■ Data to use:

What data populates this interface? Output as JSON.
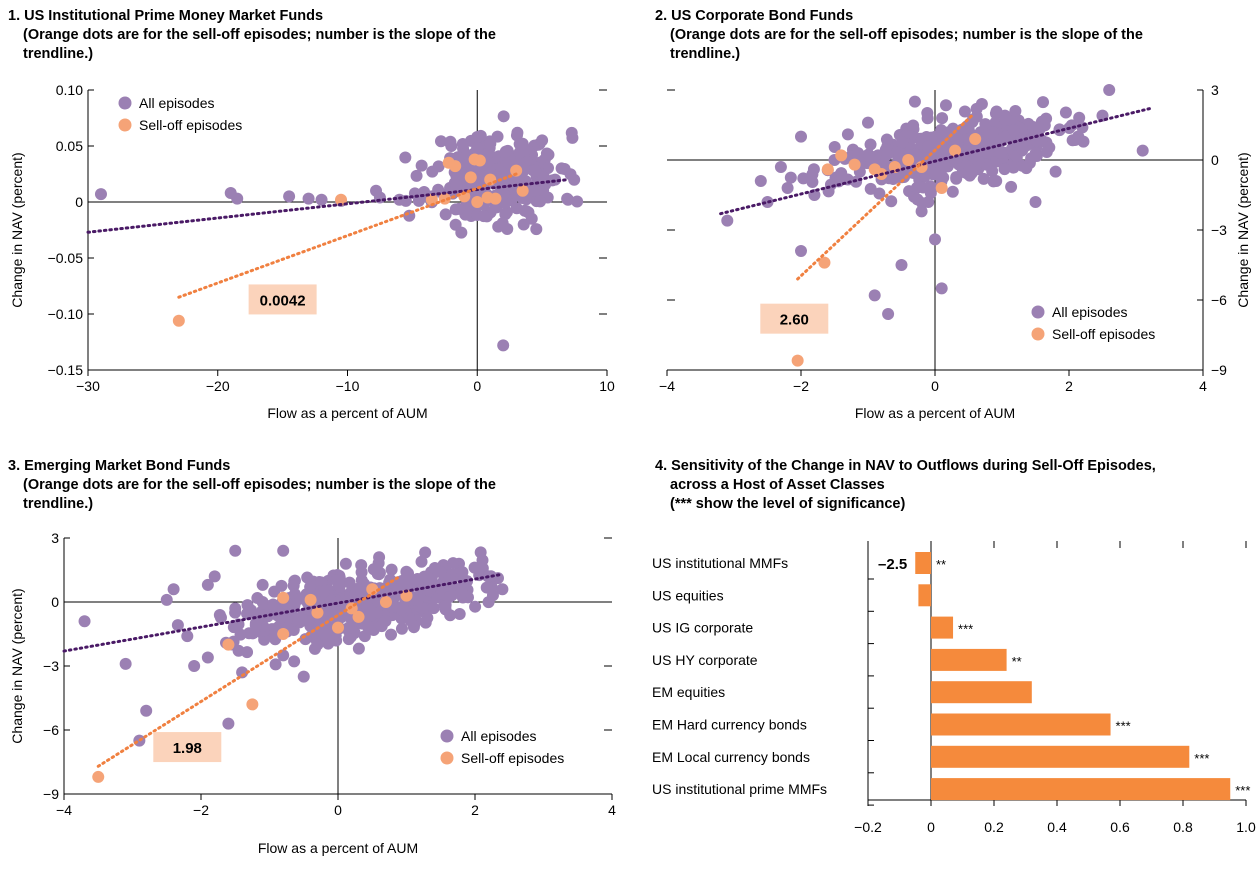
{
  "colors": {
    "all": "#9b80b3",
    "selloff": "#f5a377",
    "trend_all": "#4a1a66",
    "trend_selloff": "#f08040",
    "bar": "#f58a3c",
    "slope_box": "#fbd3bb"
  },
  "chart_data": [
    {
      "type": "scatter",
      "title_lines": [
        "1. US Institutional Prime Money Market Funds",
        "(Orange dots are for the sell-off episodes; number is the slope of the",
        "trendline.)"
      ],
      "xlabel": "Flow as a percent of AUM",
      "ylabel": "Change in NAV (percent)",
      "xlim": [
        -30,
        10
      ],
      "ylim": [
        -0.15,
        0.1
      ],
      "xticks": [
        -30,
        -20,
        -10,
        0,
        10
      ],
      "xtick_labels": [
        "−30",
        "−20",
        "−10",
        "0",
        "10"
      ],
      "yticks": [
        -0.15,
        -0.1,
        -0.05,
        0,
        0.05,
        0.1
      ],
      "ytick_labels": [
        "−0.15",
        "−0.10",
        "−0.05",
        "0",
        "0.05",
        "0.10"
      ],
      "yaxis_side": "left",
      "legend": {
        "all": "All episodes",
        "selloff": "Sell-off episodes",
        "position": "top-left"
      },
      "slope_label": "0.0042",
      "slope_pos": [
        -15,
        -0.087
      ],
      "trend_all": {
        "x": [
          -30,
          7
        ],
        "y": [
          -0.027,
          0.02
        ]
      },
      "trend_selloff": {
        "x": [
          -23,
          3
        ],
        "y": [
          -0.085,
          0.025
        ]
      },
      "cloud": {
        "x_center": 1.5,
        "x_spread": 2.5,
        "y_center": 0.022,
        "y_spread": 0.02,
        "n": 260,
        "seed": 11,
        "corr": 0.0
      },
      "all_points": [
        [
          -29,
          0.007
        ],
        [
          -19,
          0.008
        ],
        [
          -18.5,
          0.003
        ],
        [
          -14.5,
          0.005
        ],
        [
          -13,
          0.003
        ],
        [
          -12,
          0.002
        ],
        [
          -10.5,
          0.001
        ],
        [
          -7.8,
          0.01
        ],
        [
          -7.5,
          0.004
        ],
        [
          -6,
          0.002
        ],
        [
          -5.5,
          0.001
        ],
        [
          -4.5,
          0.001
        ],
        [
          -3.5,
          0.005
        ],
        [
          2,
          -0.128
        ],
        [
          2.2,
          0.045
        ],
        [
          3.5,
          0.052
        ],
        [
          5,
          0.055
        ],
        [
          6.5,
          0.03
        ],
        [
          -2,
          0.05
        ],
        [
          0,
          0.058
        ],
        [
          -1.5,
          0.04
        ],
        [
          4.5,
          0.01
        ],
        [
          6,
          0.02
        ]
      ],
      "selloff_points": [
        [
          -23,
          -0.106
        ],
        [
          -10.5,
          0.002
        ],
        [
          -3.5,
          0.002
        ],
        [
          -2.5,
          0.003
        ],
        [
          -2.2,
          0.035
        ],
        [
          -1.7,
          0.032
        ],
        [
          -1,
          0.005
        ],
        [
          -0.2,
          0.038
        ],
        [
          0.2,
          0.037
        ],
        [
          0,
          0.0
        ],
        [
          0.8,
          0.004
        ],
        [
          1.4,
          0.003
        ],
        [
          3,
          0.028
        ],
        [
          3.5,
          0.01
        ],
        [
          1,
          0.02
        ],
        [
          -0.5,
          0.022
        ]
      ]
    },
    {
      "type": "scatter",
      "title_lines": [
        "2. US Corporate Bond Funds",
        "(Orange dots are for the sell-off episodes; number is the slope of the",
        "trendline.)"
      ],
      "xlabel": "Flow as a percent of AUM",
      "ylabel": "Change in NAV (percent)",
      "xlim": [
        -4,
        4
      ],
      "ylim": [
        -9,
        3
      ],
      "xticks": [
        -4,
        -2,
        0,
        2,
        4
      ],
      "xtick_labels": [
        "−4",
        "−2",
        "0",
        "2",
        "4"
      ],
      "yticks": [
        -9,
        -6,
        -3,
        0,
        3
      ],
      "ytick_labels": [
        "−9",
        "−6",
        "−3",
        "0",
        "3"
      ],
      "yaxis_side": "right",
      "legend": {
        "all": "All episodes",
        "selloff": "Sell-off episodes",
        "position": "bottom-right"
      },
      "slope_label": "2.60",
      "slope_pos": [
        -2.1,
        -6.8
      ],
      "trend_all": {
        "x": [
          -3.2,
          3.2
        ],
        "y": [
          -2.3,
          2.2
        ]
      },
      "trend_selloff": {
        "x": [
          -2.05,
          0.55
        ],
        "y": [
          -5.1,
          1.9
        ]
      },
      "cloud": {
        "x_center": 0.2,
        "x_spread": 0.8,
        "y_center": 0.3,
        "y_spread": 0.75,
        "n": 420,
        "seed": 23,
        "corr": 0.45
      },
      "all_points": [
        [
          -3.1,
          -2.6
        ],
        [
          -2.6,
          -0.9
        ],
        [
          -2,
          -3.9
        ],
        [
          -2.5,
          -1.8
        ],
        [
          -2.2,
          -1.2
        ],
        [
          -1.8,
          -1.5
        ],
        [
          -1.3,
          1.1
        ],
        [
          -0.9,
          -5.8
        ],
        [
          -0.7,
          -6.6
        ],
        [
          -0.1,
          -1.8
        ],
        [
          0,
          -3.4
        ],
        [
          0.1,
          -5.5
        ],
        [
          -0.5,
          -4.5
        ],
        [
          -0.2,
          -2.2
        ],
        [
          1.5,
          -1.8
        ],
        [
          2.6,
          3.0
        ],
        [
          3.1,
          0.4
        ],
        [
          2.5,
          1.9
        ],
        [
          2.2,
          1.4
        ],
        [
          1.8,
          -0.5
        ],
        [
          1.2,
          2.1
        ],
        [
          0.7,
          2.4
        ],
        [
          -0.3,
          2.5
        ],
        [
          -1,
          1.6
        ],
        [
          -2,
          1.0
        ],
        [
          -1.5,
          0.0
        ],
        [
          -2.3,
          -0.3
        ]
      ],
      "selloff_points": [
        [
          -2.05,
          -8.6
        ],
        [
          -1.65,
          -4.4
        ],
        [
          -1.6,
          -0.4
        ],
        [
          -1.2,
          -0.2
        ],
        [
          -0.9,
          -0.4
        ],
        [
          -0.6,
          -0.3
        ],
        [
          -0.4,
          0.0
        ],
        [
          -0.2,
          -0.3
        ],
        [
          0.1,
          -1.2
        ],
        [
          0.3,
          0.4
        ],
        [
          0.6,
          0.9
        ],
        [
          -0.8,
          -0.6
        ],
        [
          -1.4,
          0.2
        ]
      ]
    },
    {
      "type": "scatter",
      "title_lines": [
        "3. Emerging Market Bond Funds",
        "(Orange dots are for the sell-off episodes; number is the slope of the",
        "trendline.)"
      ],
      "xlabel": "Flow as a percent of AUM",
      "ylabel": "Change in NAV (percent)",
      "xlim": [
        -4,
        4
      ],
      "ylim": [
        -9,
        3
      ],
      "xticks": [
        -4,
        -2,
        0,
        2,
        4
      ],
      "xtick_labels": [
        "−4",
        "−2",
        "0",
        "2",
        "4"
      ],
      "yticks": [
        -9,
        -6,
        -3,
        0,
        3
      ],
      "ytick_labels": [
        "−9",
        "−6",
        "−3",
        "0",
        "3"
      ],
      "yaxis_side": "left",
      "legend": {
        "all": "All episodes",
        "selloff": "Sell-off episodes",
        "position": "bottom-right"
      },
      "slope_label": "1.98",
      "slope_pos": [
        -2.2,
        -6.8
      ],
      "trend_all": {
        "x": [
          -4,
          2.4
        ],
        "y": [
          -2.3,
          1.3
        ]
      },
      "trend_selloff": {
        "x": [
          -3.5,
          0.9
        ],
        "y": [
          -7.7,
          1.2
        ]
      },
      "cloud": {
        "x_center": 0.3,
        "x_spread": 0.85,
        "y_center": 0.0,
        "y_spread": 0.9,
        "n": 460,
        "seed": 37,
        "corr": 0.5
      },
      "all_points": [
        [
          -3.7,
          -0.9
        ],
        [
          -3.1,
          -2.9
        ],
        [
          -2.5,
          0.1
        ],
        [
          -2.4,
          0.6
        ],
        [
          -2.2,
          -1.6
        ],
        [
          -2.1,
          -3.0
        ],
        [
          -1.9,
          -2.6
        ],
        [
          -1.9,
          0.8
        ],
        [
          -1.8,
          1.2
        ],
        [
          -1.6,
          -5.7
        ],
        [
          -1.5,
          2.4
        ],
        [
          -1.5,
          -0.3
        ],
        [
          -1.4,
          -3.3
        ],
        [
          -1.2,
          -1.1
        ],
        [
          -1.1,
          0.8
        ],
        [
          -0.8,
          2.4
        ],
        [
          -0.5,
          -3.5
        ],
        [
          -0.8,
          -2.5
        ],
        [
          -2.8,
          -5.1
        ],
        [
          -2.9,
          -6.5
        ],
        [
          2.4,
          0.6
        ],
        [
          2.2,
          1.2
        ],
        [
          1.5,
          1.4
        ],
        [
          0.6,
          2.1
        ],
        [
          -0.3,
          -2.0
        ]
      ],
      "selloff_points": [
        [
          -3.5,
          -8.2
        ],
        [
          -1.25,
          -4.8
        ],
        [
          -1.6,
          -2.0
        ],
        [
          -0.8,
          -1.5
        ],
        [
          -0.8,
          0.2
        ],
        [
          -0.3,
          -0.5
        ],
        [
          0,
          -1.2
        ],
        [
          0.2,
          -0.3
        ],
        [
          0.5,
          0.6
        ],
        [
          0.7,
          0.0
        ],
        [
          1,
          0.3
        ],
        [
          -0.4,
          0.1
        ],
        [
          0.3,
          -0.7
        ]
      ]
    },
    {
      "type": "bar",
      "orientation": "horizontal",
      "title_lines": [
        "4. Sensitivity of the Change in NAV to Outflows during Sell-Off Episodes,",
        "across a Host of Asset Classes",
        "(*** show the level of significance)"
      ],
      "categories": [
        "US institutional MMFs",
        "US equities",
        "US IG corporate",
        "US HY corporate",
        "EM equities",
        "EM Hard currency bonds",
        "EM Local currency bonds",
        "US institutional prime MMFs"
      ],
      "values": [
        -0.05,
        -0.04,
        0.07,
        0.24,
        0.32,
        0.57,
        0.82,
        0.95
      ],
      "significance": [
        "**",
        "",
        "***",
        "**",
        "",
        "***",
        "***",
        "***"
      ],
      "break_label": "–2.5",
      "xlim": [
        -0.2,
        1.0
      ],
      "xticks": [
        -0.2,
        0,
        0.2,
        0.4,
        0.6,
        0.8,
        1.0
      ],
      "xtick_labels": [
        "−0.2",
        "0",
        "0.2",
        "0.4",
        "0.6",
        "0.8",
        "1.0"
      ]
    }
  ]
}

■ What you have to do: Each line above that holds the string "bonds" should be copied and shown.

■ Solution below:
        "EM Hard currency bonds",
        "EM Local currency bonds",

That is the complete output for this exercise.